-- Start DATA EXTRACT --
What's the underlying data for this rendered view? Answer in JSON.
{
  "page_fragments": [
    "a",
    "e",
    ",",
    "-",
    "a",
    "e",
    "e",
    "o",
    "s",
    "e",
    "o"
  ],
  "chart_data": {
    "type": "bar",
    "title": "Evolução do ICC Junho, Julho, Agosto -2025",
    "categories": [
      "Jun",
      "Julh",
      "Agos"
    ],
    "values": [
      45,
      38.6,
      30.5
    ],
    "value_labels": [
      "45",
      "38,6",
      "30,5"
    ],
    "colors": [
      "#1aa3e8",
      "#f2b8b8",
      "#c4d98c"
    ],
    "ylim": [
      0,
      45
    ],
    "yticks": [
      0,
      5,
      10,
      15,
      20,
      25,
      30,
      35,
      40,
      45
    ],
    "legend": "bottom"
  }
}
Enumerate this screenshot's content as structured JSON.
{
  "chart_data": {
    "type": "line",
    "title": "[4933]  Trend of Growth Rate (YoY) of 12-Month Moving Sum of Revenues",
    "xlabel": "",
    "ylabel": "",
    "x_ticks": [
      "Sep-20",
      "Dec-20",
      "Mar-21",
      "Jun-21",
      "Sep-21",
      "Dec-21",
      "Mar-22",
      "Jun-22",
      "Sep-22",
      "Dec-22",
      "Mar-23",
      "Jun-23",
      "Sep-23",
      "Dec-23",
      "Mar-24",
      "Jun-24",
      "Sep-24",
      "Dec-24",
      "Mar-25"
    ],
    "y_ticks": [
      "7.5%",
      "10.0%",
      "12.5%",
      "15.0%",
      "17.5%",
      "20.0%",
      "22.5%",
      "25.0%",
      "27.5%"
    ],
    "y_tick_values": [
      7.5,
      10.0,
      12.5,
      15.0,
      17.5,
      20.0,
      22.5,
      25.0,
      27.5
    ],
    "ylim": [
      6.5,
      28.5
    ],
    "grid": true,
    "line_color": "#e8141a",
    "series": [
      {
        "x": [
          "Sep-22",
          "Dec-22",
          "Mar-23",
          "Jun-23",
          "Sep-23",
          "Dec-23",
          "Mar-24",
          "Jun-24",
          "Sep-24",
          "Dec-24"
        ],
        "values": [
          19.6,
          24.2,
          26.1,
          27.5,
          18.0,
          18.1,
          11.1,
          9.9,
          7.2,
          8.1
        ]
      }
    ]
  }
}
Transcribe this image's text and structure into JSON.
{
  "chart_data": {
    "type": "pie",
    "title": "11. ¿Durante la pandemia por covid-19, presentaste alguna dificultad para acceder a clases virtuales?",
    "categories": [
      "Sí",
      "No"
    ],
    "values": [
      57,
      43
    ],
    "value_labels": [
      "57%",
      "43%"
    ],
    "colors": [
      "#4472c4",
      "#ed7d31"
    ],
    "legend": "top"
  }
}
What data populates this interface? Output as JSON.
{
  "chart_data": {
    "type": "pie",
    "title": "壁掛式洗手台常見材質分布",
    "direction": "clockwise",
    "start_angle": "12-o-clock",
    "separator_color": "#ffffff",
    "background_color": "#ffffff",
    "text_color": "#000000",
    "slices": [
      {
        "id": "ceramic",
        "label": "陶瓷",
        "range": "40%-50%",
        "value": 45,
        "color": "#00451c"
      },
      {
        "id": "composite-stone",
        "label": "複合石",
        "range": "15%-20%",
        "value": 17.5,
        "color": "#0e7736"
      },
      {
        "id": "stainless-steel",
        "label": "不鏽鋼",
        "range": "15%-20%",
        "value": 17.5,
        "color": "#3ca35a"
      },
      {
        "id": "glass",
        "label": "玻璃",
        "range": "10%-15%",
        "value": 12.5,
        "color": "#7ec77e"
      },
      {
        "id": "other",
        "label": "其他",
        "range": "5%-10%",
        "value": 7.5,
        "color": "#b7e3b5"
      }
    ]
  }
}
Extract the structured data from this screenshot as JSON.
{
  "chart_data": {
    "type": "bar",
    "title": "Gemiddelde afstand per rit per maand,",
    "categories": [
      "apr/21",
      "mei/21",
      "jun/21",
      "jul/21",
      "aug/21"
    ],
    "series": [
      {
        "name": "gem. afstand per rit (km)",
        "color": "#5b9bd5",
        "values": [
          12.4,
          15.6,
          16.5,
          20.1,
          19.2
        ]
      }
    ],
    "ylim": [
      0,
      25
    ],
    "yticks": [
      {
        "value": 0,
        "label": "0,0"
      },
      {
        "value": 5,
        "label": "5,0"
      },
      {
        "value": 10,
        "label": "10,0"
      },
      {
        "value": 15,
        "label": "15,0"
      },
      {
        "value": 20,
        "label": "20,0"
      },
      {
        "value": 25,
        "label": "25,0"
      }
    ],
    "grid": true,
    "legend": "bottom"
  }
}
-- End DATA EXTRACT --
# WHAT IS BEING ASKED
Each entry must be reproduced verbatim.

# SOLUTION TO THIS PROBLEM
What's the underlying data for this rendered view? Answer in JSON.
{
  "page_fragments": [
    "a",
    "e",
    ",",
    "-",
    "a",
    "e",
    "e",
    "o",
    "s",
    "e",
    "o"
  ],
  "chart_data": {
    "type": "bar",
    "title": "Evolução do ICC Junho, Julho, Agosto -2025",
    "categories": [
      "Jun",
      "Julh",
      "Agos"
    ],
    "values": [
      45,
      38.6,
      30.5
    ],
    "value_labels": [
      "45",
      "38,6",
      "30,5"
    ],
    "colors": [
      "#1aa3e8",
      "#f2b8b8",
      "#c4d98c"
    ],
    "ylim": [
      0,
      45
    ],
    "yticks": [
      0,
      5,
      10,
      15,
      20,
      25,
      30,
      35,
      40,
      45
    ],
    "legend": "bottom"
  }
}
Enumerate this screenshot's content as structured JSON.
{
  "chart_data": {
    "type": "line",
    "title": "[4933]  Trend of Growth Rate (YoY) of 12-Month Moving Sum of Revenues",
    "xlabel": "",
    "ylabel": "",
    "x_ticks": [
      "Sep-20",
      "Dec-20",
      "Mar-21",
      "Jun-21",
      "Sep-21",
      "Dec-21",
      "Mar-22",
      "Jun-22",
      "Sep-22",
      "Dec-22",
      "Mar-23",
      "Jun-23",
      "Sep-23",
      "Dec-23",
      "Mar-24",
      "Jun-24",
      "Sep-24",
      "Dec-24",
      "Mar-25"
    ],
    "y_ticks": [
      "7.5%",
      "10.0%",
      "12.5%",
      "15.0%",
      "17.5%",
      "20.0%",
      "22.5%",
      "25.0%",
      "27.5%"
    ],
    "y_tick_values": [
      7.5,
      10.0,
      12.5,
      15.0,
      17.5,
      20.0,
      22.5,
      25.0,
      27.5
    ],
    "ylim": [
      6.5,
      28.5
    ],
    "grid": true,
    "line_color": "#e8141a",
    "series": [
      {
        "x": [
          "Sep-22",
          "Dec-22",
          "Mar-23",
          "Jun-23",
          "Sep-23",
          "Dec-23",
          "Mar-24",
          "Jun-24",
          "Sep-24",
          "Dec-24"
        ],
        "values": [
          19.6,
          24.2,
          26.1,
          27.5,
          18.0,
          18.1,
          11.1,
          9.9,
          7.2,
          8.1
        ]
      }
    ]
  }
}
Transcribe this image's text and structure into JSON.
{
  "chart_data": {
    "type": "pie",
    "title": "11. ¿Durante la pandemia por covid-19, presentaste alguna dificultad para acceder a clases virtuales?",
    "categories": [
      "Sí",
      "No"
    ],
    "values": [
      57,
      43
    ],
    "value_labels": [
      "57%",
      "43%"
    ],
    "colors": [
      "#4472c4",
      "#ed7d31"
    ],
    "legend": "top"
  }
}
What data populates this interface? Output as JSON.
{
  "chart_data": {
    "type": "pie",
    "title": "壁掛式洗手台常見材質分布",
    "direction": "clockwise",
    "start_angle": "12-o-clock",
    "separator_color": "#ffffff",
    "background_color": "#ffffff",
    "text_color": "#000000",
    "slices": [
      {
        "id": "ceramic",
        "label": "陶瓷",
        "range": "40%-50%",
        "value": 45,
        "color": "#00451c"
      },
      {
        "id": "composite-stone",
        "label": "複合石",
        "range": "15%-20%",
        "value": 17.5,
        "color": "#0e7736"
      },
      {
        "id": "stainless-steel",
        "label": "不鏽鋼",
        "range": "15%-20%",
        "value": 17.5,
        "color": "#3ca35a"
      },
      {
        "id": "glass",
        "label": "玻璃",
        "range": "10%-15%",
        "value": 12.5,
        "color": "#7ec77e"
      },
      {
        "id": "other",
        "label": "其他",
        "range": "5%-10%",
        "value": 7.5,
        "color": "#b7e3b5"
      }
    ]
  }
}
Extract the structured data from this screenshot as JSON.
{
  "chart_data": {
    "type": "bar",
    "title": "Gemiddelde afstand per rit per maand,",
    "categories": [
      "apr/21",
      "mei/21",
      "jun/21",
      "jul/21",
      "aug/21"
    ],
    "series": [
      {
        "name": "gem. afstand per rit (km)",
        "color": "#5b9bd5",
        "values": [
          12.4,
          15.6,
          16.5,
          20.1,
          19.2
        ]
      }
    ],
    "ylim": [
      0,
      25
    ],
    "yticks": [
      {
        "value": 0,
        "label": "0,0"
      },
      {
        "value": 5,
        "label": "5,0"
      },
      {
        "value": 10,
        "label": "10,0"
      },
      {
        "value": 15,
        "label": "15,0"
      },
      {
        "value": 20,
        "label": "20,0"
      },
      {
        "value": 25,
        "label": "25,0"
      }
    ],
    "grid": true,
    "legend": "bottom"
  }
}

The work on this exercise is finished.